**** DATA PROVIDED ****
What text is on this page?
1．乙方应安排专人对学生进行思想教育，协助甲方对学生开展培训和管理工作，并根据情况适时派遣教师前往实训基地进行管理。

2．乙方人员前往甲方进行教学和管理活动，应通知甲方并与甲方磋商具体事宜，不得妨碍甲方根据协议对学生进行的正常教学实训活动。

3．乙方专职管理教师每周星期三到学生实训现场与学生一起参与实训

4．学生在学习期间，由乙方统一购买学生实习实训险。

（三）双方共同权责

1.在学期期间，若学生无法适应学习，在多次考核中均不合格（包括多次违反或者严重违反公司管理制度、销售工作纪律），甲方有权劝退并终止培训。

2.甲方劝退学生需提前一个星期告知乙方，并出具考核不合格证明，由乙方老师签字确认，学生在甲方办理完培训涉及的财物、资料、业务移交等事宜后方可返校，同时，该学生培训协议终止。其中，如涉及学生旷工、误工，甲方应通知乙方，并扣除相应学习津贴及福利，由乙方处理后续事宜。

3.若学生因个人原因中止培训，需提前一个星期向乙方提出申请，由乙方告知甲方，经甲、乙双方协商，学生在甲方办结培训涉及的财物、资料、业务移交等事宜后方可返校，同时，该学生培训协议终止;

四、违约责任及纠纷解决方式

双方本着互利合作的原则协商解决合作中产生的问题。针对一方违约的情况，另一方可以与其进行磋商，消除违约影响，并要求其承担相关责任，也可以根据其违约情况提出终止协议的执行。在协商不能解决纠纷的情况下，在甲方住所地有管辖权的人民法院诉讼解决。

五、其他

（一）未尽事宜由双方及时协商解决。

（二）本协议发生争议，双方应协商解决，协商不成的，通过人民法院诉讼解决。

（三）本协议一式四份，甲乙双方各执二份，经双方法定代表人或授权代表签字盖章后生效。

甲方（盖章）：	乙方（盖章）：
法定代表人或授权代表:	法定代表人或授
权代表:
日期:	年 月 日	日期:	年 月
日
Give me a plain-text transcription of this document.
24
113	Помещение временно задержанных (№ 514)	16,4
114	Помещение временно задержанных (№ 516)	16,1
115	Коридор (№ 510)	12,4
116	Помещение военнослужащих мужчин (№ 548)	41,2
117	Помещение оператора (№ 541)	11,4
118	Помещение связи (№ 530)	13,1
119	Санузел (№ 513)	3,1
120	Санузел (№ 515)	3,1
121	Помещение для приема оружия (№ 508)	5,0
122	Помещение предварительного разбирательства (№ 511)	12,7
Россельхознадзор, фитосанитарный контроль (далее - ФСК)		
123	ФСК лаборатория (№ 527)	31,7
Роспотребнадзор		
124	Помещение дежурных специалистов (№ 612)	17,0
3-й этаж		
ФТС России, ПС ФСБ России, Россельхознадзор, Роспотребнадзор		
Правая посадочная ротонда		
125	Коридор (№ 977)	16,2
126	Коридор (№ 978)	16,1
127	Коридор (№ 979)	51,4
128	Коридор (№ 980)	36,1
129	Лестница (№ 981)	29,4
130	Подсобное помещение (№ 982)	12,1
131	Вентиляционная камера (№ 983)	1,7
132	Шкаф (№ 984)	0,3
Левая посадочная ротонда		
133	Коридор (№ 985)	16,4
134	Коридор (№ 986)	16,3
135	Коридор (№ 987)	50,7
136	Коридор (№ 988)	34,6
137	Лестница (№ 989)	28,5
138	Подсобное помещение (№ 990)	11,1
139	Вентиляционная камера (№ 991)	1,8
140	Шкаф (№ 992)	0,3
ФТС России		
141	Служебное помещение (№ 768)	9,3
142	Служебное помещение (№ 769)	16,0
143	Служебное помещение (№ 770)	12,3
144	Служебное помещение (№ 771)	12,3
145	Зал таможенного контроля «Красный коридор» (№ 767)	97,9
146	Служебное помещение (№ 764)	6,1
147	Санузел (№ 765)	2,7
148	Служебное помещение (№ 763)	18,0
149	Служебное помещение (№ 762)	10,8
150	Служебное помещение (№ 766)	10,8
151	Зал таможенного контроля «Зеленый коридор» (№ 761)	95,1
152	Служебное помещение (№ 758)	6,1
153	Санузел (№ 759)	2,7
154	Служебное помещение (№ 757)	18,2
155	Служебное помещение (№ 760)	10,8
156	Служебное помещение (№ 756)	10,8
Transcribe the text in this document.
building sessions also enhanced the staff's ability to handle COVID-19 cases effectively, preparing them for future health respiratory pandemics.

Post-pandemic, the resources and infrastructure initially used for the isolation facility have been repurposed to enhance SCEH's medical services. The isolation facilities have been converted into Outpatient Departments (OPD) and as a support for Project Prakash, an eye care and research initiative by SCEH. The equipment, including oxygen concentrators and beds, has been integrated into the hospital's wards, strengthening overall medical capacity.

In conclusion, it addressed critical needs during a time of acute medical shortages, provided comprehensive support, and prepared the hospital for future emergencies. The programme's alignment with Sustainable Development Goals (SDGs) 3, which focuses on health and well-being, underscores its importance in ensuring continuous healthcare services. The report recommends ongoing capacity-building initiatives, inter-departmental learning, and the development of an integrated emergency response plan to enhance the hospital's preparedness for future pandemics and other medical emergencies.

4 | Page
****
DIRECTIONS
Look for lines containing the string "таможенного" and copy them all.

CORRECT ANSWER
145	Зал таможенного контроля «Красный коридор» (№ 767)	97,9
151	Зал таможенного контроля «Зеленый коридор» (№ 761)	95,1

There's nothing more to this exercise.